* DIRECTION *
Your task is to copy the material exactly.

□ □ □

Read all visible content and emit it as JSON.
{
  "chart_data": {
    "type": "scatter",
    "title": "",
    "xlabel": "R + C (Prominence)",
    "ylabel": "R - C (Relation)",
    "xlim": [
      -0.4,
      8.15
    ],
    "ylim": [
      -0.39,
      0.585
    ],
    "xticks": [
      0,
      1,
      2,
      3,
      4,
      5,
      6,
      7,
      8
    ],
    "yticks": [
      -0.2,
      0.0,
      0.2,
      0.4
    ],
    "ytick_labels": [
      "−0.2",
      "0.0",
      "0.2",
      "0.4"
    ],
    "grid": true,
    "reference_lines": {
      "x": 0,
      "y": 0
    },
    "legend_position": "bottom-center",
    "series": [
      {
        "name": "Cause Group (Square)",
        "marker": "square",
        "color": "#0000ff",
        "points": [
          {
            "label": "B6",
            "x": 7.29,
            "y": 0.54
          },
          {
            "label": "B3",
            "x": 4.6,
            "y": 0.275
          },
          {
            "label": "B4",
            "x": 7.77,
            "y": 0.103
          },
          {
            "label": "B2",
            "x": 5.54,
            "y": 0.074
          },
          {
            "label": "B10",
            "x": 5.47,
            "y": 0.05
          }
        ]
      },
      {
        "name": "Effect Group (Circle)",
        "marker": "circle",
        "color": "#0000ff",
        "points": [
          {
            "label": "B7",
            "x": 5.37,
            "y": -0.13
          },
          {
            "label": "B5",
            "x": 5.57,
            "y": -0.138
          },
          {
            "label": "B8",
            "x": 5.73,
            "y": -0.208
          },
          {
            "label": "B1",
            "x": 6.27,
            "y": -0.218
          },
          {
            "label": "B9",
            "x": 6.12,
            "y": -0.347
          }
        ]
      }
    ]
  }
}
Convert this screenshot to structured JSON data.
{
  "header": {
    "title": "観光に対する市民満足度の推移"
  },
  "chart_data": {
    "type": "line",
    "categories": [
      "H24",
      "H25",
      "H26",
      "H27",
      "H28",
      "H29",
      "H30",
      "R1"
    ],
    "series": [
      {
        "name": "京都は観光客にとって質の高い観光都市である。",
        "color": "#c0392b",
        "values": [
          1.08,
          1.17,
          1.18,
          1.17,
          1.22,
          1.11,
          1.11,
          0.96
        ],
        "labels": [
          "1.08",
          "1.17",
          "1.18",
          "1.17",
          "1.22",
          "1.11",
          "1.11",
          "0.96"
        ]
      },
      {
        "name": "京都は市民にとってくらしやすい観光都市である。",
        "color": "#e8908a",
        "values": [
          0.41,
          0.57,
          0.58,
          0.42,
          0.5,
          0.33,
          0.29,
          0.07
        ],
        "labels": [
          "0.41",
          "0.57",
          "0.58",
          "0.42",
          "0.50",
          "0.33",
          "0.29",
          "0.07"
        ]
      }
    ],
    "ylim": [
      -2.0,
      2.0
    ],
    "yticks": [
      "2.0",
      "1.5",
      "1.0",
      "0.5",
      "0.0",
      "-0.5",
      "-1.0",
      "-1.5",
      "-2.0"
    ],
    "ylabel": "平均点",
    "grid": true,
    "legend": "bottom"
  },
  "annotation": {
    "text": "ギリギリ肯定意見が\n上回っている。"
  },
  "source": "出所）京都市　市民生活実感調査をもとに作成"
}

□ □ □

* ANSWER FOR THE TASK *
Read all visible content and emit it as JSON.
{
  "chart_data": {
    "type": "scatter",
    "title": "",
    "xlabel": "R + C (Prominence)",
    "ylabel": "R - C (Relation)",
    "xlim": [
      -0.4,
      8.15
    ],
    "ylim": [
      -0.39,
      0.585
    ],
    "xticks": [
      0,
      1,
      2,
      3,
      4,
      5,
      6,
      7,
      8
    ],
    "yticks": [
      -0.2,
      0.0,
      0.2,
      0.4
    ],
    "ytick_labels": [
      "−0.2",
      "0.0",
      "0.2",
      "0.4"
    ],
    "grid": true,
    "reference_lines": {
      "x": 0,
      "y": 0
    },
    "legend_position": "bottom-center",
    "series": [
      {
        "name": "Cause Group (Square)",
        "marker": "square",
        "color": "#0000ff",
        "points": [
          {
            "label": "B6",
            "x": 7.29,
            "y": 0.54
          },
          {
            "label": "B3",
            "x": 4.6,
            "y": 0.275
          },
          {
            "label": "B4",
            "x": 7.77,
            "y": 0.103
          },
          {
            "label": "B2",
            "x": 5.54,
            "y": 0.074
          },
          {
            "label": "B10",
            "x": 5.47,
            "y": 0.05
          }
        ]
      },
      {
        "name": "Effect Group (Circle)",
        "marker": "circle",
        "color": "#0000ff",
        "points": [
          {
            "label": "B7",
            "x": 5.37,
            "y": -0.13
          },
          {
            "label": "B5",
            "x": 5.57,
            "y": -0.138
          },
          {
            "label": "B8",
            "x": 5.73,
            "y": -0.208
          },
          {
            "label": "B1",
            "x": 6.27,
            "y": -0.218
          },
          {
            "label": "B9",
            "x": 6.12,
            "y": -0.347
          }
        ]
      }
    ]
  }
}
Convert this screenshot to structured JSON data.
{
  "header": {
    "title": "観光に対する市民満足度の推移"
  },
  "chart_data": {
    "type": "line",
    "categories": [
      "H24",
      "H25",
      "H26",
      "H27",
      "H28",
      "H29",
      "H30",
      "R1"
    ],
    "series": [
      {
        "name": "京都は観光客にとって質の高い観光都市である。",
        "color": "#c0392b",
        "values": [
          1.08,
          1.17,
          1.18,
          1.17,
          1.22,
          1.11,
          1.11,
          0.96
        ],
        "labels": [
          "1.08",
          "1.17",
          "1.18",
          "1.17",
          "1.22",
          "1.11",
          "1.11",
          "0.96"
        ]
      },
      {
        "name": "京都は市民にとってくらしやすい観光都市である。",
        "color": "#e8908a",
        "values": [
          0.41,
          0.57,
          0.58,
          0.42,
          0.5,
          0.33,
          0.29,
          0.07
        ],
        "labels": [
          "0.41",
          "0.57",
          "0.58",
          "0.42",
          "0.50",
          "0.33",
          "0.29",
          "0.07"
        ]
      }
    ],
    "ylim": [
      -2.0,
      2.0
    ],
    "yticks": [
      "2.0",
      "1.5",
      "1.0",
      "0.5",
      "0.0",
      "-0.5",
      "-1.0",
      "-1.5",
      "-2.0"
    ],
    "ylabel": "平均点",
    "grid": true,
    "legend": "bottom"
  },
  "annotation": {
    "text": "ギリギリ肯定意見が\n上回っている。"
  },
  "source": "出所）京都市　市民生活実感調査をもとに作成"
}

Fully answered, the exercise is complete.